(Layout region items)

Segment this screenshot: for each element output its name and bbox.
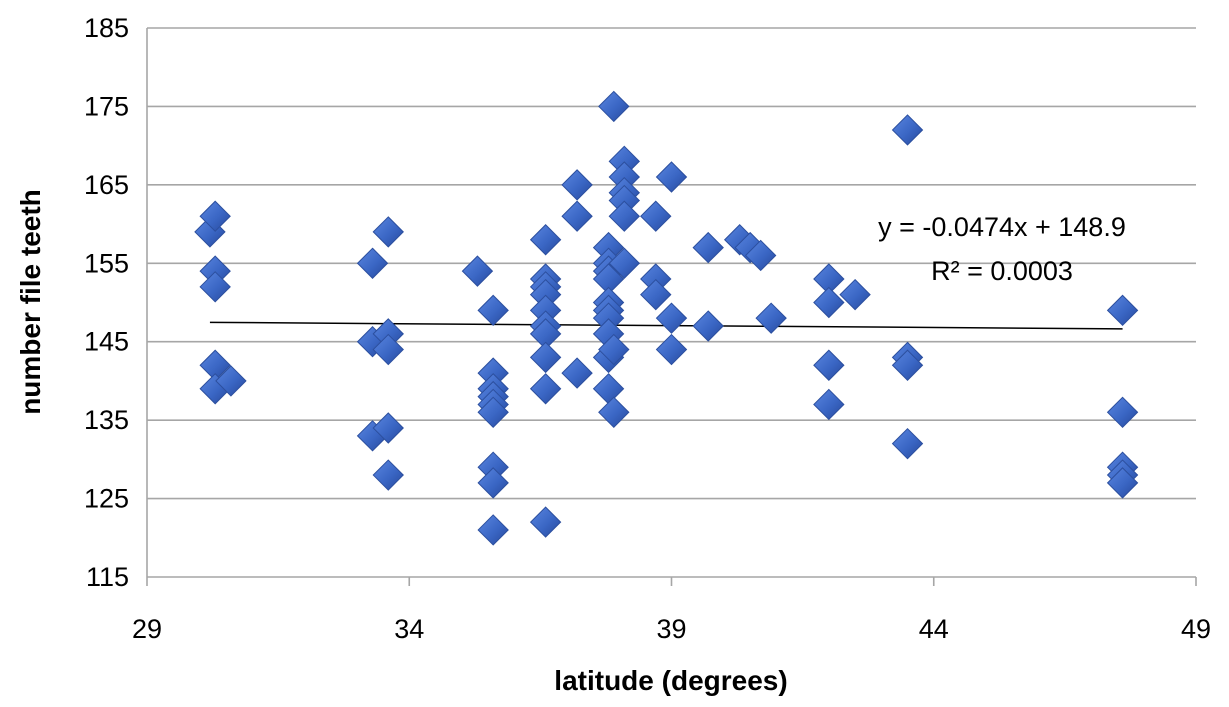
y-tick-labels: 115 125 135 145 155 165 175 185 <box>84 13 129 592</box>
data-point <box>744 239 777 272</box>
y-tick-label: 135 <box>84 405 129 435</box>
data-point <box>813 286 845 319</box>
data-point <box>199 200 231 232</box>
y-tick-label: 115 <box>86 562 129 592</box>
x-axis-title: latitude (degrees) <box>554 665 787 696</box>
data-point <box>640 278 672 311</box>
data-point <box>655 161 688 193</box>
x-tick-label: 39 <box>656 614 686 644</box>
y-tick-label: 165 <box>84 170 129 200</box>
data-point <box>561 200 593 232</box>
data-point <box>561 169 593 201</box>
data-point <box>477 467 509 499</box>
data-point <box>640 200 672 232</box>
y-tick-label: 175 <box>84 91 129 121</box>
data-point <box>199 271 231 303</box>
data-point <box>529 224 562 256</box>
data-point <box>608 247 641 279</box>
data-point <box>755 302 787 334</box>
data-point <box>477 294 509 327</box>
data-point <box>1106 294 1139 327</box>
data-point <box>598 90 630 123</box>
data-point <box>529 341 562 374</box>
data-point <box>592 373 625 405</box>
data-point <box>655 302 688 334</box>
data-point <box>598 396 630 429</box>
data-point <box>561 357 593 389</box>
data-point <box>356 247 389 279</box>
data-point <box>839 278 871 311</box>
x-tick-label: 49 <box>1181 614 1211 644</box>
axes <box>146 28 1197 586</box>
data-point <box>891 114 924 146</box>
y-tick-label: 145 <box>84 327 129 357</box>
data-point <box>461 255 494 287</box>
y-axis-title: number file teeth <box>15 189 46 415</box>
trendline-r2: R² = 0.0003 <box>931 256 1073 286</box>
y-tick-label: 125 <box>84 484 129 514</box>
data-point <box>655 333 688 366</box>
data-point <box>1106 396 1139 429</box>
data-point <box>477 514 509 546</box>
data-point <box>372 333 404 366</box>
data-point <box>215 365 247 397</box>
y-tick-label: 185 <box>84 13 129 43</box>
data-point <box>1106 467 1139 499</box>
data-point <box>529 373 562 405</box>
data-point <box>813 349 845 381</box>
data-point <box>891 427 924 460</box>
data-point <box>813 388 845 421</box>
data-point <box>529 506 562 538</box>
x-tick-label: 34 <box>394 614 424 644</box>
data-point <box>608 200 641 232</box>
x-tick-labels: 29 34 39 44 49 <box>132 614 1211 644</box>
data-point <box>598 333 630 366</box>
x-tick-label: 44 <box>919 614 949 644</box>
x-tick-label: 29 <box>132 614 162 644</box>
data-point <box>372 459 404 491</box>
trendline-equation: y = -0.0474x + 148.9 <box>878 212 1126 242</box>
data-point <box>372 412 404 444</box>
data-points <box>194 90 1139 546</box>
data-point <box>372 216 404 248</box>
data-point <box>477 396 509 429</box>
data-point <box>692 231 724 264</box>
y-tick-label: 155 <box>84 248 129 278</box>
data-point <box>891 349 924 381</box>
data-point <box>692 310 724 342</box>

...

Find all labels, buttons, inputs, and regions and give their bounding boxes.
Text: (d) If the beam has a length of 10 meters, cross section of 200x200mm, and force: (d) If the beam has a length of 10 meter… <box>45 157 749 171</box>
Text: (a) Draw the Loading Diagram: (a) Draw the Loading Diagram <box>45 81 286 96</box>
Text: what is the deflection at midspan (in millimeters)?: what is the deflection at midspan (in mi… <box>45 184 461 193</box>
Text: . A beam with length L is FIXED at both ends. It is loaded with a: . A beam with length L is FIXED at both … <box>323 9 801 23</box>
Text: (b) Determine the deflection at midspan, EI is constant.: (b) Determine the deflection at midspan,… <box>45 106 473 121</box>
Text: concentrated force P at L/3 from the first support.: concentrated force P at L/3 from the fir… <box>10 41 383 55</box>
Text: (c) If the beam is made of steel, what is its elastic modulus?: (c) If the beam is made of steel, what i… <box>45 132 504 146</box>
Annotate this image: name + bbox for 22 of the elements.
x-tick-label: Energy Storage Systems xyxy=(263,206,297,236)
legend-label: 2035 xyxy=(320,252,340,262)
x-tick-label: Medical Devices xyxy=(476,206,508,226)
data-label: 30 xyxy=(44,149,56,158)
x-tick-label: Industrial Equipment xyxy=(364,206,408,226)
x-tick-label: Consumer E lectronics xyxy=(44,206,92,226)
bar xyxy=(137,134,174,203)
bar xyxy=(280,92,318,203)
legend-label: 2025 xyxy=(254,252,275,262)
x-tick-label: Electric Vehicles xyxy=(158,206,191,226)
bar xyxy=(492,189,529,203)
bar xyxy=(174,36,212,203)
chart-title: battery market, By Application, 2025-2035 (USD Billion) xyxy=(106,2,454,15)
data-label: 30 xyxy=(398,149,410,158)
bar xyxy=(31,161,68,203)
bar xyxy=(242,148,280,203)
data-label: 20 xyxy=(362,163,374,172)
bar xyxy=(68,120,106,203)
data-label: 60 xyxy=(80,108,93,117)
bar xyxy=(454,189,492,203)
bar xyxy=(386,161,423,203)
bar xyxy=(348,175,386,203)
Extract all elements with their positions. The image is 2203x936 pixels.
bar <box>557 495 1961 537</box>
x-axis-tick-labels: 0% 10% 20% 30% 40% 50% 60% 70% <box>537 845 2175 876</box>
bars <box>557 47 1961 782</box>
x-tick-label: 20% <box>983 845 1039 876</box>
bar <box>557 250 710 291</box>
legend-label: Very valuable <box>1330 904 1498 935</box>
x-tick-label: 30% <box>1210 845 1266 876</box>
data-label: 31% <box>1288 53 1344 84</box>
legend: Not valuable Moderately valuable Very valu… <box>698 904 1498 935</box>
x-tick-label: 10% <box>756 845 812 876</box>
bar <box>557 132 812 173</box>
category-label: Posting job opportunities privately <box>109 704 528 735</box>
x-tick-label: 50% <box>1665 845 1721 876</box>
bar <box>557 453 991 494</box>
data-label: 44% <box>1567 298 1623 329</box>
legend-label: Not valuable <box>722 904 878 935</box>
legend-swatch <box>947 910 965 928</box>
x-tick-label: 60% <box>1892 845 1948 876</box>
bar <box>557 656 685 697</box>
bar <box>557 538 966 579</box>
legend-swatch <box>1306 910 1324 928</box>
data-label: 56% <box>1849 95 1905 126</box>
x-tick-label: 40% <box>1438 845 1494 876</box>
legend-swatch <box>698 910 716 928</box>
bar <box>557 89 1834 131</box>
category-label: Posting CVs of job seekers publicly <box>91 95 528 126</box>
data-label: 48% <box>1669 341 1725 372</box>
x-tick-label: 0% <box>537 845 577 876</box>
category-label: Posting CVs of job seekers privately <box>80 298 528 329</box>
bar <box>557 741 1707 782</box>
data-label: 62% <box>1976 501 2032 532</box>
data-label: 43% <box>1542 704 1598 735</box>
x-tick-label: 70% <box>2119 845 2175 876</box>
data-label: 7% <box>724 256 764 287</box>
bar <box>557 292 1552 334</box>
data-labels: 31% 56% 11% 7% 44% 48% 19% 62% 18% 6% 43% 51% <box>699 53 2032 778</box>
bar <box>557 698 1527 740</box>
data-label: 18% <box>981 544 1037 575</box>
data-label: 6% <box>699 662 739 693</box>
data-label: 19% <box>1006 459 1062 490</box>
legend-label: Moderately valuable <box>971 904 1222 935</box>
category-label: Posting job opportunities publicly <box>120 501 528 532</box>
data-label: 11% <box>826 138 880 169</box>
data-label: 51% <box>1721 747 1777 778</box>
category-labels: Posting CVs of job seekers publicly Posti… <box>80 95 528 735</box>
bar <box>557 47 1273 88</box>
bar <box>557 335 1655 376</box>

_PROBLEM_. Please turn the lines from the one containing "Find all labels, buttons, inputs, and" through the one containing "data-label: 30 xyxy=(398,149,410,158)" into a numbered list with blank lines omitted, including both of those lines.

_TASK RESULT_.
1. Find all labels, buttons, inputs, and regions and give their bounding boxes.
2. Text: (d) If the beam has a length of 10 meters, cross section of 200x200mm, and force: (d) If the beam has a length of 10 meter… <box>45 157 749 171</box>
3. Text: (a) Draw the Loading Diagram: (a) Draw the Loading Diagram <box>45 81 286 96</box>
4. Text: what is the deflection at midspan (in millimeters)?: what is the deflection at midspan (in mi… <box>45 184 461 193</box>
5. Text: . A beam with length L is FIXED at both ends. It is loaded with a: . A beam with length L is FIXED at both … <box>323 9 801 23</box>
6. Text: (b) Determine the deflection at midspan, EI is constant.: (b) Determine the deflection at midspan,… <box>45 106 473 121</box>
7. Text: concentrated force P at L/3 from the first support.: concentrated force P at L/3 from the fir… <box>10 41 383 55</box>
8. Text: (c) If the beam is made of steel, what is its elastic modulus?: (c) If the beam is made of steel, what i… <box>45 132 504 146</box>
9. Annotate this image: name + bbox for 22 of the elements.
10. x-tick-label: Energy Storage Systems xyxy=(263,206,297,236)
11. legend-label: 2035 xyxy=(320,252,340,262)
12. x-tick-label: Medical Devices xyxy=(476,206,508,226)
13. data-label: 30 xyxy=(44,149,56,158)
14. x-tick-label: Industrial Equipment xyxy=(364,206,408,226)
15. x-tick-label: Consumer E lectronics xyxy=(44,206,92,226)
16. bar xyxy=(137,134,174,203)
17. bar xyxy=(280,92,318,203)
18. legend-label: 2025 xyxy=(254,252,275,262)
19. x-tick-label: Electric Vehicles xyxy=(158,206,191,226)
20. bar xyxy=(492,189,529,203)
21. bar xyxy=(174,36,212,203)
22. chart-title: battery market, By Application, 2025-2035 (USD Billion) xyxy=(106,2,454,15)
23. data-label: 30 xyxy=(398,149,410,158)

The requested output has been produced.